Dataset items
++++++++

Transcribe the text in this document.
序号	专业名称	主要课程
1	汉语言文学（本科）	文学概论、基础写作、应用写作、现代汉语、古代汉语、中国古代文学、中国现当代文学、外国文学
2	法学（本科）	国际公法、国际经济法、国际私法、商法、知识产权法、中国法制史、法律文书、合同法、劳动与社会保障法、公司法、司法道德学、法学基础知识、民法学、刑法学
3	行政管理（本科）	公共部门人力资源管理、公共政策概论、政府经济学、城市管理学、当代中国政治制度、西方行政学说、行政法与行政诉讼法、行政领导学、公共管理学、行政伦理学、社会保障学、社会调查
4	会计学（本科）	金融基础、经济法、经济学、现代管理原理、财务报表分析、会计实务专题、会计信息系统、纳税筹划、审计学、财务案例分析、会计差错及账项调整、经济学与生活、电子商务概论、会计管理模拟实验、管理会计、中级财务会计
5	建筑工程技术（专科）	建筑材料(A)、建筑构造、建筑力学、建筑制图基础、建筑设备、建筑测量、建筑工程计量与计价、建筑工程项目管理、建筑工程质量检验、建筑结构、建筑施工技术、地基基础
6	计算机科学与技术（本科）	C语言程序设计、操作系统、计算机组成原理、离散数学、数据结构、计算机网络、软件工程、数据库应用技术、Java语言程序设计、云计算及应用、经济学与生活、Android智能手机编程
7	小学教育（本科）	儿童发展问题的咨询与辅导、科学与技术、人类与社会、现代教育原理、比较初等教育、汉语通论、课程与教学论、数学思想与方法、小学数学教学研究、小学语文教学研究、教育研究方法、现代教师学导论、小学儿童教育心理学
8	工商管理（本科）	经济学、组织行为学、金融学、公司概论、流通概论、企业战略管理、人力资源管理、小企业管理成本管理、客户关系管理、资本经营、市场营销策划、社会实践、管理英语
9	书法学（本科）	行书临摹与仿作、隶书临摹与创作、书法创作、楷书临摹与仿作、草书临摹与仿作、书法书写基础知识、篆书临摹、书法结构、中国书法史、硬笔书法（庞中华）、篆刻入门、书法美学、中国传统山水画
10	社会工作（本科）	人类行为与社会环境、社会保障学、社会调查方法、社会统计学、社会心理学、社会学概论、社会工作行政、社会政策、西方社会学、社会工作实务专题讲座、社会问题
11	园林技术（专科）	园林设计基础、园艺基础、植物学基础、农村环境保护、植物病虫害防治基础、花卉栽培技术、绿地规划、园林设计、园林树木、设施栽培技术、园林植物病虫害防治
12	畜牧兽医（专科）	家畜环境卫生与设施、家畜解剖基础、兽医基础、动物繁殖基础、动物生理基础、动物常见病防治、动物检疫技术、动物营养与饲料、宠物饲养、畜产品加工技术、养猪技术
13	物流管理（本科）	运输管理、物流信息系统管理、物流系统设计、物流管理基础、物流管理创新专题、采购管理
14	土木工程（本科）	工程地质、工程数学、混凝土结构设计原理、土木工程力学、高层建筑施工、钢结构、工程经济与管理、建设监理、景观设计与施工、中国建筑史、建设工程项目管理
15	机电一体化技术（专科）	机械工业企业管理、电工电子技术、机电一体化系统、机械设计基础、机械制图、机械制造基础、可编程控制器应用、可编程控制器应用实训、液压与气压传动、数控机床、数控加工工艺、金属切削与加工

++++++++

Transcribe each entry exactly.

• _Expected answer_
Transcribe the text in this document.
序号	专业名称	主要课程
1	汉语言文学（本科）	文学概论、基础写作、应用写作、现代汉语、古代汉语、中国古代文学、中国现当代文学、外国文学
2	法学（本科）	国际公法、国际经济法、国际私法、商法、知识产权法、中国法制史、法律文书、合同法、劳动与社会保障法、公司法、司法道德学、法学基础知识、民法学、刑法学
3	行政管理（本科）	公共部门人力资源管理、公共政策概论、政府经济学、城市管理学、当代中国政治制度、西方行政学说、行政法与行政诉讼法、行政领导学、公共管理学、行政伦理学、社会保障学、社会调查
4	会计学（本科）	金融基础、经济法、经济学、现代管理原理、财务报表分析、会计实务专题、会计信息系统、纳税筹划、审计学、财务案例分析、会计差错及账项调整、经济学与生活、电子商务概论、会计管理模拟实验、管理会计、中级财务会计
5	建筑工程技术（专科）	建筑材料(A)、建筑构造、建筑力学、建筑制图基础、建筑设备、建筑测量、建筑工程计量与计价、建筑工程项目管理、建筑工程质量检验、建筑结构、建筑施工技术、地基基础
6	计算机科学与技术（本科）	C语言程序设计、操作系统、计算机组成原理、离散数学、数据结构、计算机网络、软件工程、数据库应用技术、Java语言程序设计、云计算及应用、经济学与生活、Android智能手机编程
7	小学教育（本科）	儿童发展问题的咨询与辅导、科学与技术、人类与社会、现代教育原理、比较初等教育、汉语通论、课程与教学论、数学思想与方法、小学数学教学研究、小学语文教学研究、教育研究方法、现代教师学导论、小学儿童教育心理学
8	工商管理（本科）	经济学、组织行为学、金融学、公司概论、流通概论、企业战略管理、人力资源管理、小企业管理成本管理、客户关系管理、资本经营、市场营销策划、社会实践、管理英语
9	书法学（本科）	行书临摹与仿作、隶书临摹与创作、书法创作、楷书临摹与仿作、草书临摹与仿作、书法书写基础知识、篆书临摹、书法结构、中国书法史、硬笔书法（庞中华）、篆刻入门、书法美学、中国传统山水画
10	社会工作（本科）	人类行为与社会环境、社会保障学、社会调查方法、社会统计学、社会心理学、社会学概论、社会工作行政、社会政策、西方社会学、社会工作实务专题讲座、社会问题
11	园林技术（专科）	园林设计基础、园艺基础、植物学基础、农村环境保护、植物病虫害防治基础、花卉栽培技术、绿地规划、园林设计、园林树木、设施栽培技术、园林植物病虫害防治
12	畜牧兽医（专科）	家畜环境卫生与设施、家畜解剖基础、兽医基础、动物繁殖基础、动物生理基础、动物常见病防治、动物检疫技术、动物营养与饲料、宠物饲养、畜产品加工技术、养猪技术
13	物流管理（本科）	运输管理、物流信息系统管理、物流系统设计、物流管理基础、物流管理创新专题、采购管理
14	土木工程（本科）	工程地质、工程数学、混凝土结构设计原理、土木工程力学、高层建筑施工、钢结构、工程经济与管理、建设监理、景观设计与施工、中国建筑史、建设工程项目管理
15	机电一体化技术（专科）	机械工业企业管理、电工电子技术、机电一体化系统、机械设计基础、机械制图、机械制造基础、可编程控制器应用、可编程控制器应用实训、液压与气压传动、数控机床、数控加工工艺、金属切削与加工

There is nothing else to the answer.